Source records
----------------------------------------

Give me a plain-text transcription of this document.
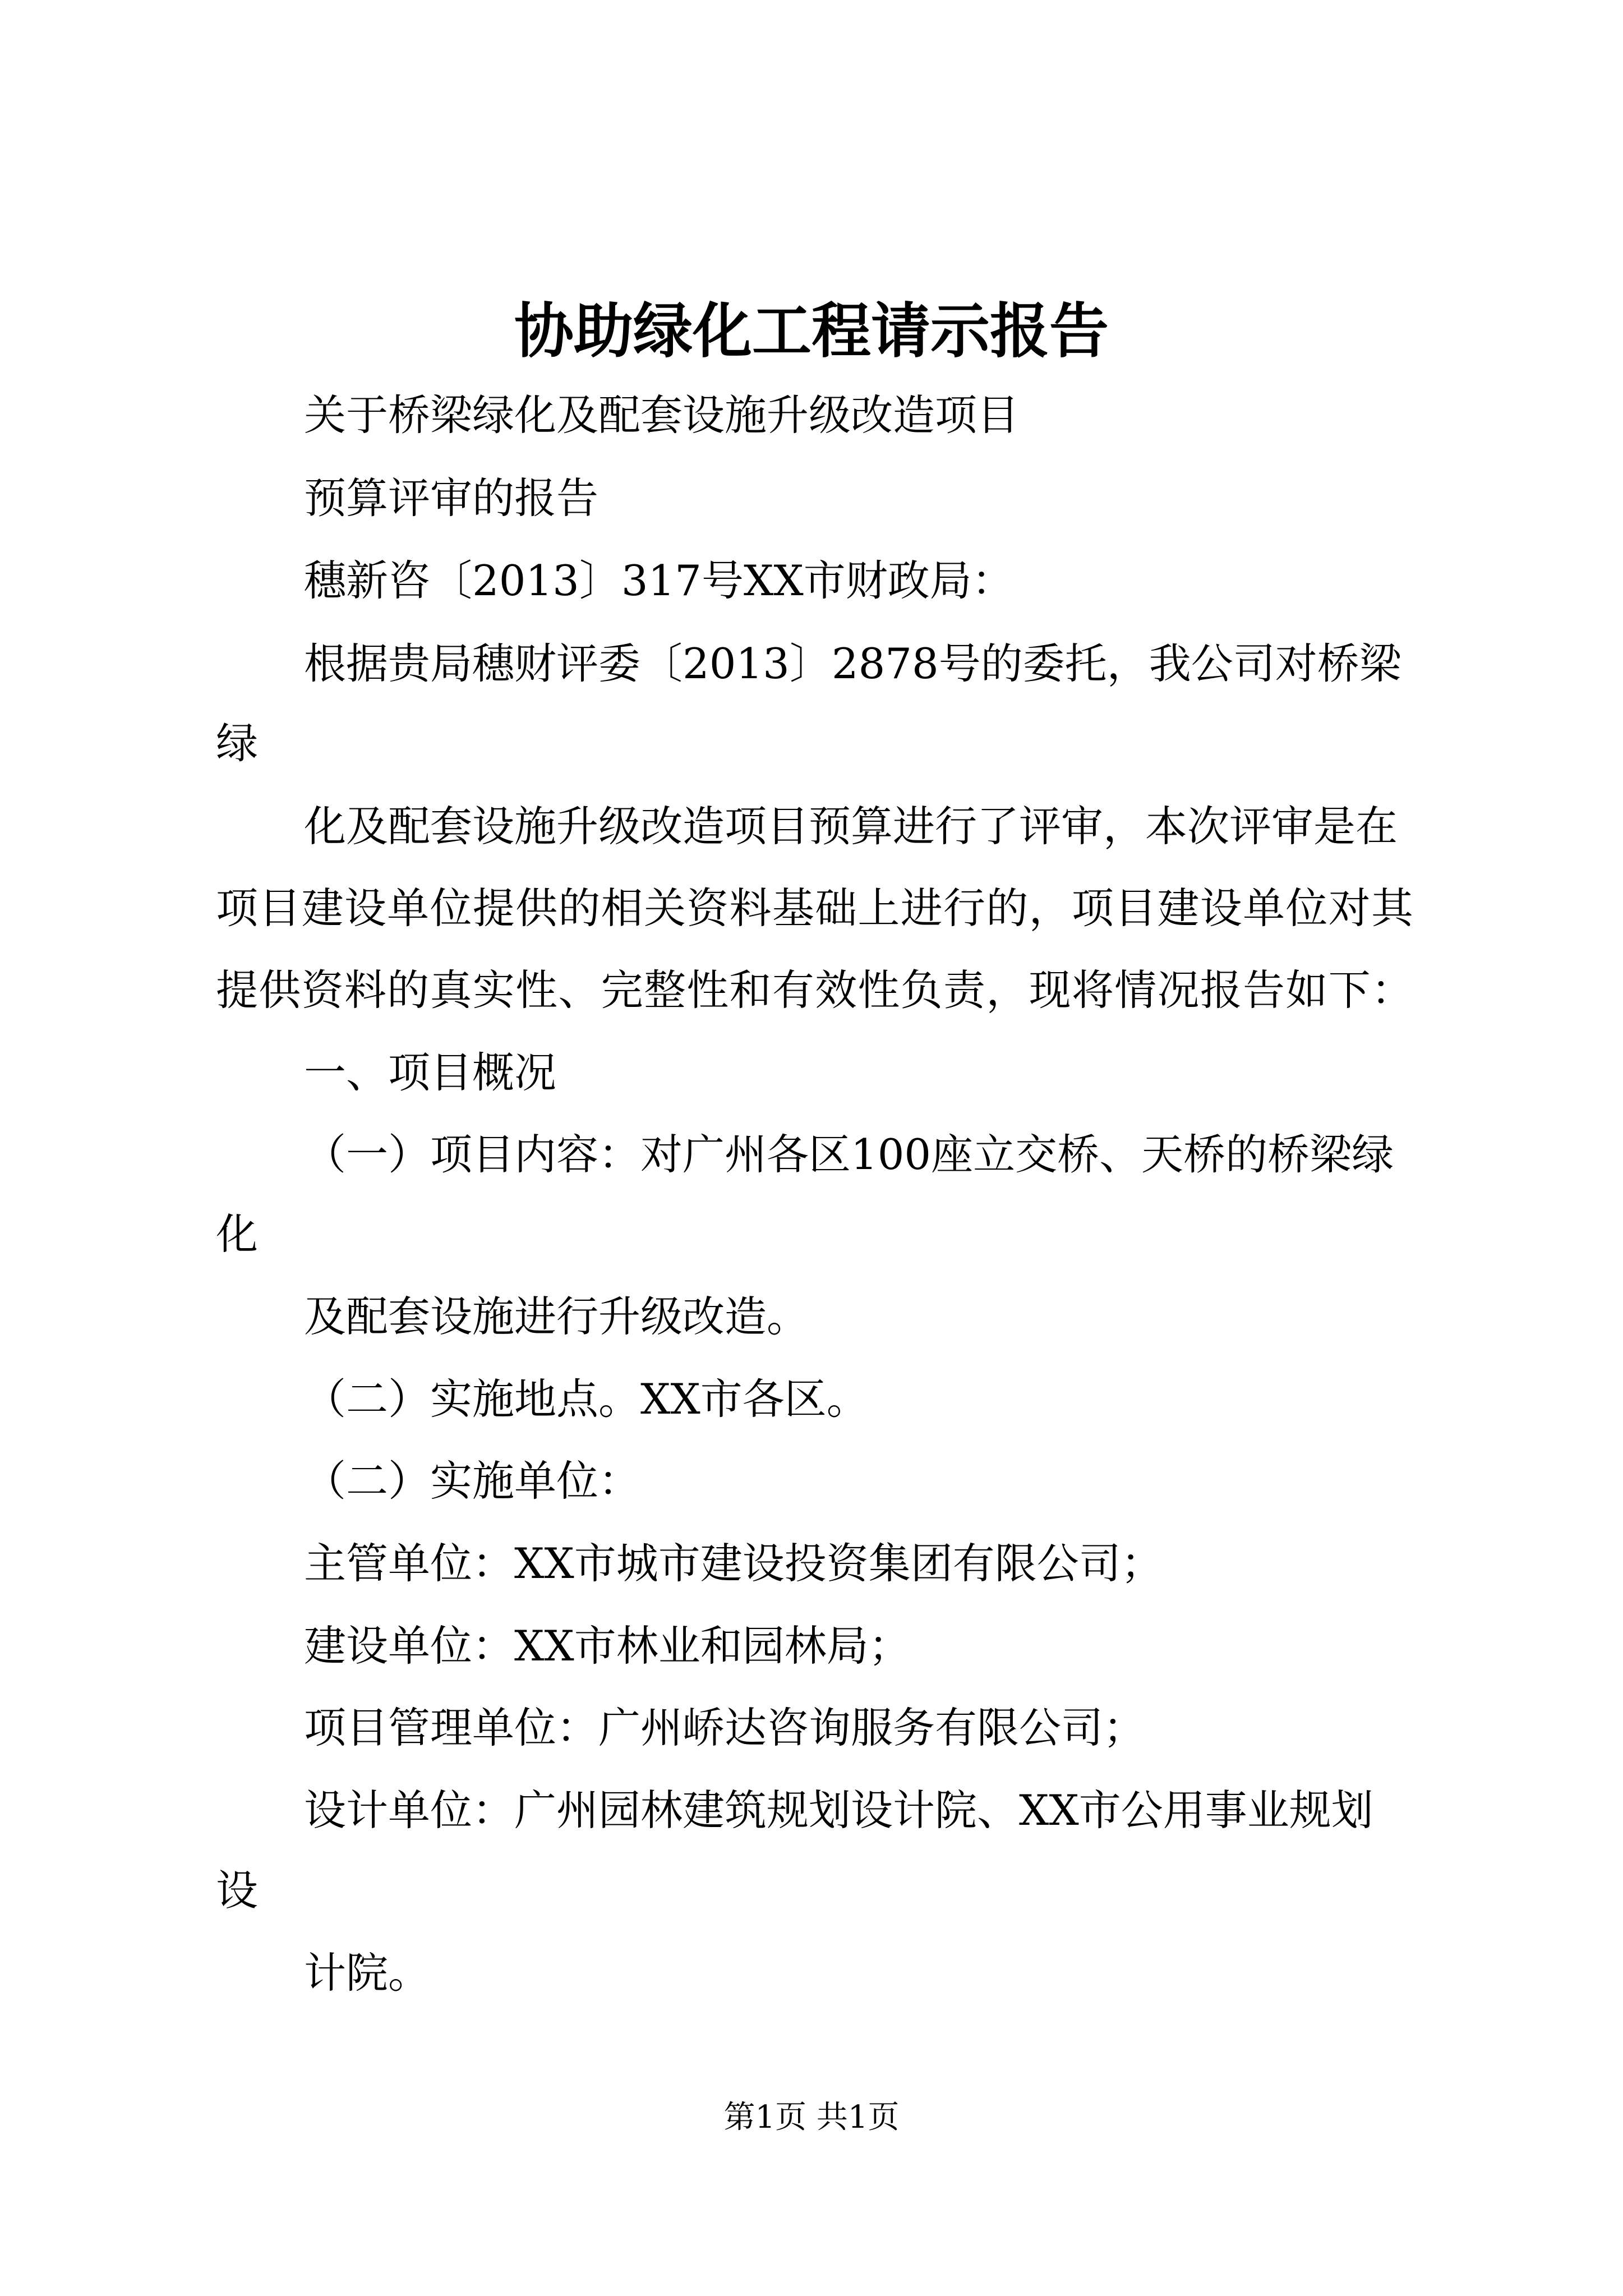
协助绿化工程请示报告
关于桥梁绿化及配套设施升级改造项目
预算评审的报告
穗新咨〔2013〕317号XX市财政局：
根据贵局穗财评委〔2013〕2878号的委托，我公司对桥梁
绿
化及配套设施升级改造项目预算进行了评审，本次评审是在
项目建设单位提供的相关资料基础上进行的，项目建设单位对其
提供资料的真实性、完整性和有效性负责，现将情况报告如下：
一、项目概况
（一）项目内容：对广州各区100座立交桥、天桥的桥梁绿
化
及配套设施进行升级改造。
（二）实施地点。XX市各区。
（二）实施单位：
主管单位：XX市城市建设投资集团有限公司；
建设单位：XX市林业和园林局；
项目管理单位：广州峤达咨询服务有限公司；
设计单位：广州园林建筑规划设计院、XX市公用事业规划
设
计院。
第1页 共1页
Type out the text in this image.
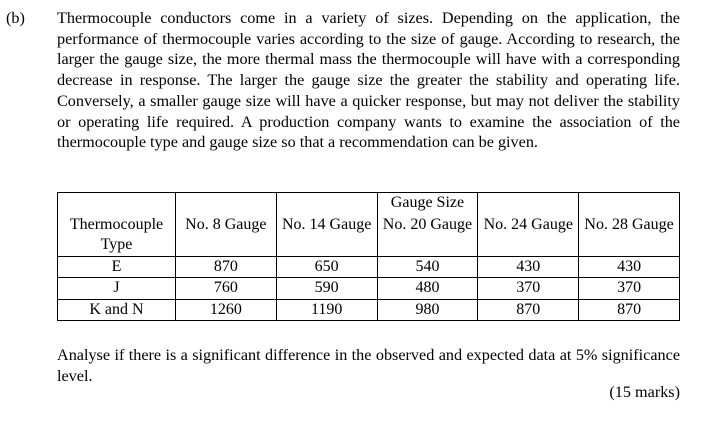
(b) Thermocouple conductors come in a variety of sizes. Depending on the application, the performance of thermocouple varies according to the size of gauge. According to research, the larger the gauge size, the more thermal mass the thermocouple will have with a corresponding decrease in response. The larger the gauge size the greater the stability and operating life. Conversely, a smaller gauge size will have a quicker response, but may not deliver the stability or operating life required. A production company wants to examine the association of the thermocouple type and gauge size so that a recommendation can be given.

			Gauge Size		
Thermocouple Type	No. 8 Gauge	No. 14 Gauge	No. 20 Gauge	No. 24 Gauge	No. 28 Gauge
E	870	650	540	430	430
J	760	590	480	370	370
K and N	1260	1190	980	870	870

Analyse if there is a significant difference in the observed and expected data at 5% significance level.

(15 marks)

----------------------------------------

With pictures omitted, copy exactly the lines from the one containing "Type out the text in this image." through the final line of the listing, both included.

Type out the text in this image.
(b) Thermocouple conductors come in a variety of sizes. Depending on the application, the performance of thermocouple varies according to the size of gauge. According to research, the larger the gauge size, the more thermal mass the thermocouple will have with a corresponding decrease in response. The larger the gauge size the greater the stability and operating life. Conversely, a smaller gauge size will have a quicker response, but may not deliver the stability or operating life required. A production company wants to examine the association of the thermocouple type and gauge size so that a recommendation can be given.

			Gauge Size		
Thermocouple Type	No. 8 Gauge	No. 14 Gauge	No. 20 Gauge	No. 24 Gauge	No. 28 Gauge
E	870	650	540	430	430
J	760	590	480	370	370
K and N	1260	1190	980	870	870

Analyse if there is a significant difference in the observed and expected data at 5% significance level.

(15 marks)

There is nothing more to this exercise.